■ Written request:
Reproduce all of the data below without alteration; exclude every picture.

(Saved entries)

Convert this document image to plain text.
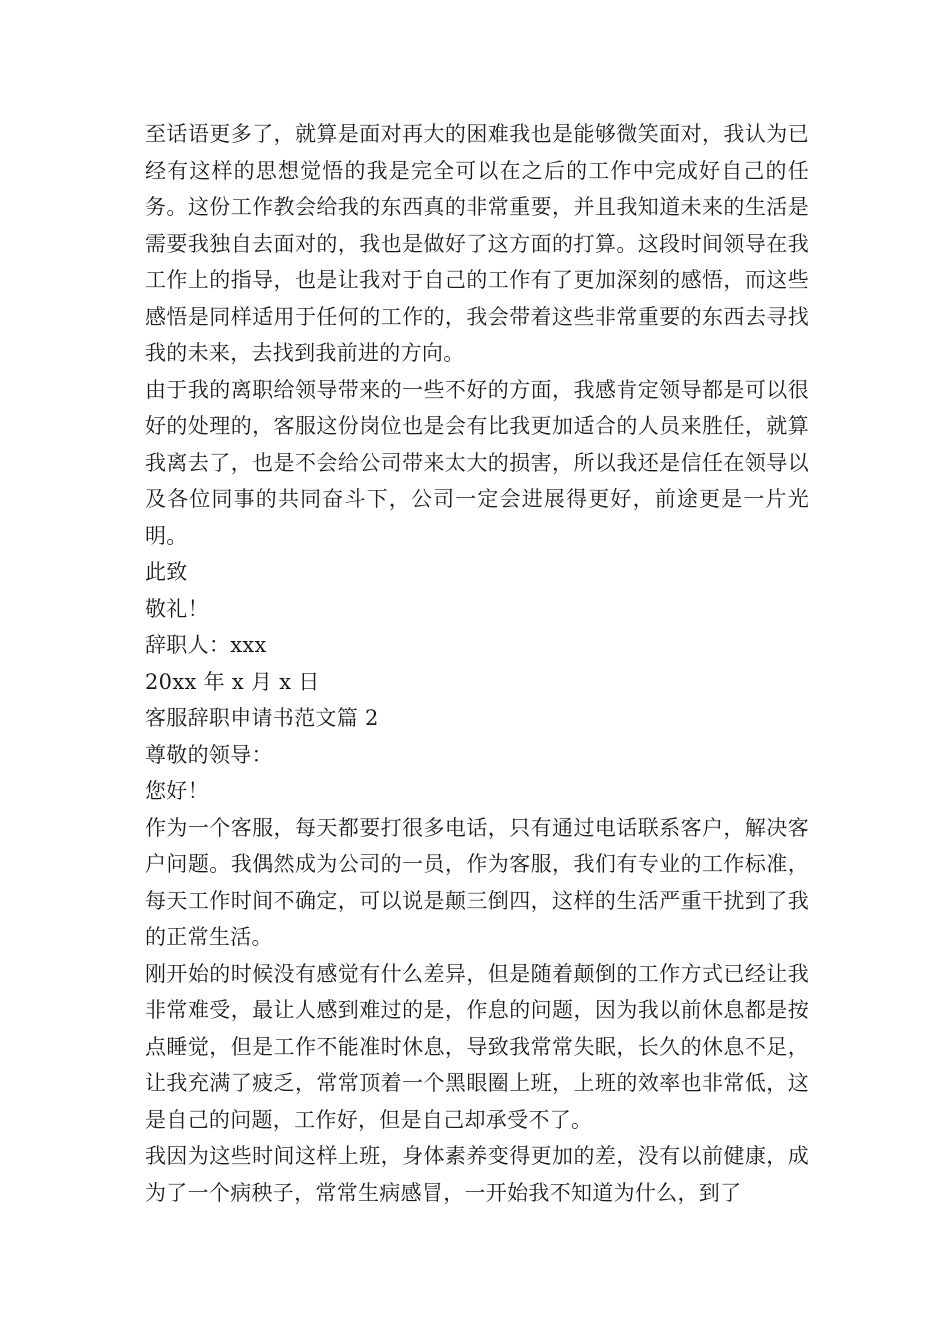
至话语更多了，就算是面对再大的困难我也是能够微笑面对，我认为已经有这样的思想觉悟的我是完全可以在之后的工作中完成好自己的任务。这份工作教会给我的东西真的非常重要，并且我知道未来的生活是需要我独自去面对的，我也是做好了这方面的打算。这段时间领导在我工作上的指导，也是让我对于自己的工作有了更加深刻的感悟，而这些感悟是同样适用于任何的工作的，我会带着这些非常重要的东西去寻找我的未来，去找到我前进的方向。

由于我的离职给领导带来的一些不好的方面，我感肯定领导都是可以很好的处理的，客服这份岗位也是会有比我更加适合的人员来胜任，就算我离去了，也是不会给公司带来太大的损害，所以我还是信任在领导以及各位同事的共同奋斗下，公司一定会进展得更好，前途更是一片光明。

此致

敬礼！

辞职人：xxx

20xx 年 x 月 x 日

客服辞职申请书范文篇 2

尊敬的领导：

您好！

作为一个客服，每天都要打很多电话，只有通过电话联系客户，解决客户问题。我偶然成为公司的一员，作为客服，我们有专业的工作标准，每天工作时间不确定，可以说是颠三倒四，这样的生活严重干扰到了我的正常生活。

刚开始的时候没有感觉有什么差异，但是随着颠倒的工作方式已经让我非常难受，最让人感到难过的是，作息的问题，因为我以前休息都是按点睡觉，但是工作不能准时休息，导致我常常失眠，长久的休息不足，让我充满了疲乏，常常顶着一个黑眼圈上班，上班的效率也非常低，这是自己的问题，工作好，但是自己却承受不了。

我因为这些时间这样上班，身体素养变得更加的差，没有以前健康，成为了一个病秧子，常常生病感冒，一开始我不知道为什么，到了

■ Output of the task:
Convert this document image to plain text.
至话语更多了，就算是面对再大的困难我也是能够微笑面对，我认为已经有这样的思想觉悟的我是完全可以在之后的工作中完成好自己的任务。这份工作教会给我的东西真的非常重要，并且我知道未来的生活是需要我独自去面对的，我也是做好了这方面的打算。这段时间领导在我工作上的指导，也是让我对于自己的工作有了更加深刻的感悟，而这些感悟是同样适用于任何的工作的，我会带着这些非常重要的东西去寻找我的未来，去找到我前进的方向。

由于我的离职给领导带来的一些不好的方面，我感肯定领导都是可以很好的处理的，客服这份岗位也是会有比我更加适合的人员来胜任，就算我离去了，也是不会给公司带来太大的损害，所以我还是信任在领导以及各位同事的共同奋斗下，公司一定会进展得更好，前途更是一片光明。

此致

敬礼！

辞职人：xxx

20xx 年 x 月 x 日

客服辞职申请书范文篇 2

尊敬的领导：

您好！

作为一个客服，每天都要打很多电话，只有通过电话联系客户，解决客户问题。我偶然成为公司的一员，作为客服，我们有专业的工作标准，每天工作时间不确定，可以说是颠三倒四，这样的生活严重干扰到了我的正常生活。

刚开始的时候没有感觉有什么差异，但是随着颠倒的工作方式已经让我非常难受，最让人感到难过的是，作息的问题，因为我以前休息都是按点睡觉，但是工作不能准时休息，导致我常常失眠，长久的休息不足，让我充满了疲乏，常常顶着一个黑眼圈上班，上班的效率也非常低，这是自己的问题，工作好，但是自己却承受不了。

我因为这些时间这样上班，身体素养变得更加的差，没有以前健康，成为了一个病秧子，常常生病感冒，一开始我不知道为什么，到了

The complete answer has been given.